Task statement
Reproduce the complete listing without any deviation.

Task inputs
"""

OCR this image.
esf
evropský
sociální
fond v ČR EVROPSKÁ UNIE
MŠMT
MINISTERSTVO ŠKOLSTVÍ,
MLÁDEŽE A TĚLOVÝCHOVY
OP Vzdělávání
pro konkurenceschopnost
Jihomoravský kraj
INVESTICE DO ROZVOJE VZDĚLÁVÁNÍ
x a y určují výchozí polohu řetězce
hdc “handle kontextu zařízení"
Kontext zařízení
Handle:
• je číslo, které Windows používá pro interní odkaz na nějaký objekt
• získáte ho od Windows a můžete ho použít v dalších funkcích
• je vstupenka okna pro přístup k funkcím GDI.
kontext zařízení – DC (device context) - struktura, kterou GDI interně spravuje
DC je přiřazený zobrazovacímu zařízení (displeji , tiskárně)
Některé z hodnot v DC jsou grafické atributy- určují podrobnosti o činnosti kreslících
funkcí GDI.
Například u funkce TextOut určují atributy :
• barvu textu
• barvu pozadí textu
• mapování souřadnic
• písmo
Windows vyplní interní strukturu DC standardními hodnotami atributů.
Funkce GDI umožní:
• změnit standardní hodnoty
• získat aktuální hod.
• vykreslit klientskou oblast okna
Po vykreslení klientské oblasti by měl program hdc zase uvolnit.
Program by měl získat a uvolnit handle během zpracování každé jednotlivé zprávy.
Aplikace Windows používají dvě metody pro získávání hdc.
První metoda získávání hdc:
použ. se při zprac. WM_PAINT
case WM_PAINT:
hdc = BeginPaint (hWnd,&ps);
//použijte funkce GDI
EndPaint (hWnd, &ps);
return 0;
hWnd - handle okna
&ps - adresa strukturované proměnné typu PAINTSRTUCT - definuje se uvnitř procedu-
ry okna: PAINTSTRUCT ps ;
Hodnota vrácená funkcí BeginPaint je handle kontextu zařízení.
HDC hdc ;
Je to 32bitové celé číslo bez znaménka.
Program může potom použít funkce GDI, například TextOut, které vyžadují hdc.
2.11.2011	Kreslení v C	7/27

"""

Response to the task
OCR this image.
esf
evropský
sociální
fond v ČR EVROPSKÁ UNIE
MŠMT
MINISTERSTVO ŠKOLSTVÍ,
MLÁDEŽE A TĚLOVÝCHOVY
OP Vzdělávání
pro konkurenceschopnost
Jihomoravský kraj
INVESTICE DO ROZVOJE VZDĚLÁVÁNÍ
x a y určují výchozí polohu řetězce
hdc “handle kontextu zařízení"
Kontext zařízení
Handle:
• je číslo, které Windows používá pro interní odkaz na nějaký objekt
• získáte ho od Windows a můžete ho použít v dalších funkcích
• je vstupenka okna pro přístup k funkcím GDI.
kontext zařízení – DC (device context) - struktura, kterou GDI interně spravuje
DC je přiřazený zobrazovacímu zařízení (displeji , tiskárně)
Některé z hodnot v DC jsou grafické atributy- určují podrobnosti o činnosti kreslících
funkcí GDI.
Například u funkce TextOut určují atributy :
• barvu textu
• barvu pozadí textu
• mapování souřadnic
• písmo
Windows vyplní interní strukturu DC standardními hodnotami atributů.
Funkce GDI umožní:
• změnit standardní hodnoty
• získat aktuální hod.
• vykreslit klientskou oblast okna
Po vykreslení klientské oblasti by měl program hdc zase uvolnit.
Program by měl získat a uvolnit handle během zpracování každé jednotlivé zprávy.
Aplikace Windows používají dvě metody pro získávání hdc.
První metoda získávání hdc:
použ. se při zprac. WM_PAINT
case WM_PAINT:
hdc = BeginPaint (hWnd,&ps);
//použijte funkce GDI
EndPaint (hWnd, &ps);
return 0;
hWnd - handle okna
&ps - adresa strukturované proměnné typu PAINTSRTUCT - definuje se uvnitř procedu-
ry okna: PAINTSTRUCT ps ;
Hodnota vrácená funkcí BeginPaint je handle kontextu zařízení.
HDC hdc ;
Je to 32bitové celé číslo bez znaménka.
Program může potom použít funkce GDI, například TextOut, které vyžadují hdc.
2.11.2011	Kreslení v C	7/27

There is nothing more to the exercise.